TO BE DONE:
The records that follow must be reproduced in full, exactly as written.

-- BEGIN MATERIAL PROVIDED --

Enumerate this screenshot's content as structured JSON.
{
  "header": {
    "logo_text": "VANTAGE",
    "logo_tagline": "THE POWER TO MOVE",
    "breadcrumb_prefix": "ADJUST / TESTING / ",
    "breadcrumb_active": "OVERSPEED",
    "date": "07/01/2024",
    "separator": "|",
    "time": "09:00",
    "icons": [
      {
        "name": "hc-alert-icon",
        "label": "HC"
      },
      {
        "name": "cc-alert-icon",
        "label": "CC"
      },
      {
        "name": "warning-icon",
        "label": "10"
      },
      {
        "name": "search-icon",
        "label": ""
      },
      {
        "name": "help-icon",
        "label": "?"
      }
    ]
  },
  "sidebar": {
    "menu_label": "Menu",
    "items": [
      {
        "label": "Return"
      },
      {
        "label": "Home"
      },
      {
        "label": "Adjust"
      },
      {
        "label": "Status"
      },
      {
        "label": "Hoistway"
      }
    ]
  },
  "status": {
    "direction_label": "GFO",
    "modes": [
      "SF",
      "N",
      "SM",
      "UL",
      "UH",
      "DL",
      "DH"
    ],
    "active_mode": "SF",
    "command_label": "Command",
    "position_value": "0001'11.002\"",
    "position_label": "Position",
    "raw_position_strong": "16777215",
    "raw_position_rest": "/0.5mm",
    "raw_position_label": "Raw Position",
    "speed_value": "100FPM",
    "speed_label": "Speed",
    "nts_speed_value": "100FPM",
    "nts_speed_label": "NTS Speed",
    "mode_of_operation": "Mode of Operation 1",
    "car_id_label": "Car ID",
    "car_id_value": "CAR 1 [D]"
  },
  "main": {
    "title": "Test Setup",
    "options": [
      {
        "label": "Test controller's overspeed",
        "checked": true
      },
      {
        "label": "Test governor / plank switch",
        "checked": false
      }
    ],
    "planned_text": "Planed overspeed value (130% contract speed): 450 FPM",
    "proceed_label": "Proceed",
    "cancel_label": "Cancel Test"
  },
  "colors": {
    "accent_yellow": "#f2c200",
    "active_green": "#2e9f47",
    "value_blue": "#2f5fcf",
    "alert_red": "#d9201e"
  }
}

-- END MATERIAL PROVIDED --

WRITTEN SOLUTION:
Enumerate this screenshot's content as structured JSON.
{
  "header": {
    "logo_text": "VANTAGE",
    "logo_tagline": "THE POWER TO MOVE",
    "breadcrumb_prefix": "ADJUST / TESTING / ",
    "breadcrumb_active": "OVERSPEED",
    "date": "07/01/2024",
    "separator": "|",
    "time": "09:00",
    "icons": [
      {
        "name": "hc-alert-icon",
        "label": "HC"
      },
      {
        "name": "cc-alert-icon",
        "label": "CC"
      },
      {
        "name": "warning-icon",
        "label": "10"
      },
      {
        "name": "search-icon",
        "label": ""
      },
      {
        "name": "help-icon",
        "label": "?"
      }
    ]
  },
  "sidebar": {
    "menu_label": "Menu",
    "items": [
      {
        "label": "Return"
      },
      {
        "label": "Home"
      },
      {
        "label": "Adjust"
      },
      {
        "label": "Status"
      },
      {
        "label": "Hoistway"
      }
    ]
  },
  "status": {
    "direction_label": "GFO",
    "modes": [
      "SF",
      "N",
      "SM",
      "UL",
      "UH",
      "DL",
      "DH"
    ],
    "active_mode": "SF",
    "command_label": "Command",
    "position_value": "0001'11.002\"",
    "position_label": "Position",
    "raw_position_strong": "16777215",
    "raw_position_rest": "/0.5mm",
    "raw_position_label": "Raw Position",
    "speed_value": "100FPM",
    "speed_label": "Speed",
    "nts_speed_value": "100FPM",
    "nts_speed_label": "NTS Speed",
    "mode_of_operation": "Mode of Operation 1",
    "car_id_label": "Car ID",
    "car_id_value": "CAR 1 [D]"
  },
  "main": {
    "title": "Test Setup",
    "options": [
      {
        "label": "Test controller's overspeed",
        "checked": true
      },
      {
        "label": "Test governor / plank switch",
        "checked": false
      }
    ],
    "planned_text": "Planed overspeed value (130% contract speed): 450 FPM",
    "proceed_label": "Proceed",
    "cancel_label": "Cancel Test"
  },
  "colors": {
    "accent_yellow": "#f2c200",
    "active_green": "#2e9f47",
    "value_blue": "#2f5fcf",
    "alert_red": "#d9201e"
  }
}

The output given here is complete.